**INFORMATION SUPPLIED**
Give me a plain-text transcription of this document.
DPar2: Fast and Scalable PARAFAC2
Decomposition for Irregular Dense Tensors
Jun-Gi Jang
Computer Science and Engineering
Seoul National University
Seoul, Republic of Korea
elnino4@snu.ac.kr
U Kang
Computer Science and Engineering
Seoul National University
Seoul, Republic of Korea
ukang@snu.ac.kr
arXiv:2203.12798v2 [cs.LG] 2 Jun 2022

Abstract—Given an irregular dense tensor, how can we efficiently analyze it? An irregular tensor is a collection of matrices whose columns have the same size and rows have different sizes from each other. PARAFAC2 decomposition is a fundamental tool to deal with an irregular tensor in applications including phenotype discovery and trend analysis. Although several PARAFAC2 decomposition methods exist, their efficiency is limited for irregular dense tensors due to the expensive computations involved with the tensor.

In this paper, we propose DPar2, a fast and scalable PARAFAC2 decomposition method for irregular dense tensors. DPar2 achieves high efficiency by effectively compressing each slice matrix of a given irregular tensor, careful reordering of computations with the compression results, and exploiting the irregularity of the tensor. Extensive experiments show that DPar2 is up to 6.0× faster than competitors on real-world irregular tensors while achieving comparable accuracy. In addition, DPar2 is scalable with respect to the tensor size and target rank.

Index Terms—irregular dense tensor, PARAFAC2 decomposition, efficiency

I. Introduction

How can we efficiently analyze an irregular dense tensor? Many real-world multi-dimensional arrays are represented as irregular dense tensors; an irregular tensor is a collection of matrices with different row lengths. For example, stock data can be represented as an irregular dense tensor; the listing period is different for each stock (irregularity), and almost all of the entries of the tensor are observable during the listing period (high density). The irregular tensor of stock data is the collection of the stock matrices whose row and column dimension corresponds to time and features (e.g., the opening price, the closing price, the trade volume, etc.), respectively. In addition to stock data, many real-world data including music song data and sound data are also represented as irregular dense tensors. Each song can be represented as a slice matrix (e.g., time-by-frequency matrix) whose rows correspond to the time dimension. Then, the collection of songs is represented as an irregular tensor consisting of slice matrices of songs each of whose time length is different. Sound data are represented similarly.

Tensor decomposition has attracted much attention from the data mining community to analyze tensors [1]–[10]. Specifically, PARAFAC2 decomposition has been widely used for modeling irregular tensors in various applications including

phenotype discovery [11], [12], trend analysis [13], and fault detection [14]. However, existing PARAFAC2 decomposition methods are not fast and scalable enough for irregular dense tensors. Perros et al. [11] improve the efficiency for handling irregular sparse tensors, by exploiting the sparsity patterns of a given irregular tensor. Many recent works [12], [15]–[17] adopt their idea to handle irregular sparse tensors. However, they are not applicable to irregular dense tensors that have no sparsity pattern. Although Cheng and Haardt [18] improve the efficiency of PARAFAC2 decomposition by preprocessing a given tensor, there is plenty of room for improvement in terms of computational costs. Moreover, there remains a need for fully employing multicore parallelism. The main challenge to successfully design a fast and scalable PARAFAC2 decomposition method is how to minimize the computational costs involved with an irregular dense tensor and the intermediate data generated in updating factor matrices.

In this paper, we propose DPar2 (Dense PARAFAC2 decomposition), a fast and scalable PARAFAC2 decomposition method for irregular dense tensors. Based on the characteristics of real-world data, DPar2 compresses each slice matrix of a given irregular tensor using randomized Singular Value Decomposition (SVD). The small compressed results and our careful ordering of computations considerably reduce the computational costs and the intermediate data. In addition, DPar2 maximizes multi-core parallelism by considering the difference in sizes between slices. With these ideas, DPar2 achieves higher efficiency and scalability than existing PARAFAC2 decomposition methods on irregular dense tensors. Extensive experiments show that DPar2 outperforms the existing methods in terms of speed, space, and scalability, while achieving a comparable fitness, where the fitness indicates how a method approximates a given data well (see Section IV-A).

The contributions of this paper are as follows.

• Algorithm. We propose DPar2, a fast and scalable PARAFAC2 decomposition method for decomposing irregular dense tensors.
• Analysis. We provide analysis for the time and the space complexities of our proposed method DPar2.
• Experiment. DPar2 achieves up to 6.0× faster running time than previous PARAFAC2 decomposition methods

**TASK STATEMENT**
Pull out each record as written and restate it exactly.

**ANSWER TO THE EXERCISE**
Give me a plain-text transcription of this document.
DPar2: Fast and Scalable PARAFAC2
Decomposition for Irregular Dense Tensors
Jun-Gi Jang
Computer Science and Engineering
Seoul National University
Seoul, Republic of Korea
elnino4@snu.ac.kr
U Kang
Computer Science and Engineering
Seoul National University
Seoul, Republic of Korea
ukang@snu.ac.kr
arXiv:2203.12798v2 [cs.LG] 2 Jun 2022

Abstract—Given an irregular dense tensor, how can we efficiently analyze it? An irregular tensor is a collection of matrices whose columns have the same size and rows have different sizes from each other. PARAFAC2 decomposition is a fundamental tool to deal with an irregular tensor in applications including phenotype discovery and trend analysis. Although several PARAFAC2 decomposition methods exist, their efficiency is limited for irregular dense tensors due to the expensive computations involved with the tensor.

In this paper, we propose DPar2, a fast and scalable PARAFAC2 decomposition method for irregular dense tensors. DPar2 achieves high efficiency by effectively compressing each slice matrix of a given irregular tensor, careful reordering of computations with the compression results, and exploiting the irregularity of the tensor. Extensive experiments show that DPar2 is up to 6.0× faster than competitors on real-world irregular tensors while achieving comparable accuracy. In addition, DPar2 is scalable with respect to the tensor size and target rank.

Index Terms—irregular dense tensor, PARAFAC2 decomposition, efficiency

I. Introduction

How can we efficiently analyze an irregular dense tensor? Many real-world multi-dimensional arrays are represented as irregular dense tensors; an irregular tensor is a collection of matrices with different row lengths. For example, stock data can be represented as an irregular dense tensor; the listing period is different for each stock (irregularity), and almost all of the entries of the tensor are observable during the listing period (high density). The irregular tensor of stock data is the collection of the stock matrices whose row and column dimension corresponds to time and features (e.g., the opening price, the closing price, the trade volume, etc.), respectively. In addition to stock data, many real-world data including music song data and sound data are also represented as irregular dense tensors. Each song can be represented as a slice matrix (e.g., time-by-frequency matrix) whose rows correspond to the time dimension. Then, the collection of songs is represented as an irregular tensor consisting of slice matrices of songs each of whose time length is different. Sound data are represented similarly.

Tensor decomposition has attracted much attention from the data mining community to analyze tensors [1]–[10]. Specifically, PARAFAC2 decomposition has been widely used for modeling irregular tensors in various applications including

phenotype discovery [11], [12], trend analysis [13], and fault detection [14]. However, existing PARAFAC2 decomposition methods are not fast and scalable enough for irregular dense tensors. Perros et al. [11] improve the efficiency for handling irregular sparse tensors, by exploiting the sparsity patterns of a given irregular tensor. Many recent works [12], [15]–[17] adopt their idea to handle irregular sparse tensors. However, they are not applicable to irregular dense tensors that have no sparsity pattern. Although Cheng and Haardt [18] improve the efficiency of PARAFAC2 decomposition by preprocessing a given tensor, there is plenty of room for improvement in terms of computational costs. Moreover, there remains a need for fully employing multicore parallelism. The main challenge to successfully design a fast and scalable PARAFAC2 decomposition method is how to minimize the computational costs involved with an irregular dense tensor and the intermediate data generated in updating factor matrices.

In this paper, we propose DPar2 (Dense PARAFAC2 decomposition), a fast and scalable PARAFAC2 decomposition method for irregular dense tensors. Based on the characteristics of real-world data, DPar2 compresses each slice matrix of a given irregular tensor using randomized Singular Value Decomposition (SVD). The small compressed results and our careful ordering of computations considerably reduce the computational costs and the intermediate data. In addition, DPar2 maximizes multi-core parallelism by considering the difference in sizes between slices. With these ideas, DPar2 achieves higher efficiency and scalability than existing PARAFAC2 decomposition methods on irregular dense tensors. Extensive experiments show that DPar2 outperforms the existing methods in terms of speed, space, and scalability, while achieving a comparable fitness, where the fitness indicates how a method approximates a given data well (see Section IV-A).

The contributions of this paper are as follows.

• Algorithm. We propose DPar2, a fast and scalable PARAFAC2 decomposition method for decomposing irregular dense tensors.
• Analysis. We provide analysis for the time and the space complexities of our proposed method DPar2.
• Experiment. DPar2 achieves up to 6.0× faster running time than previous PARAFAC2 decomposition methods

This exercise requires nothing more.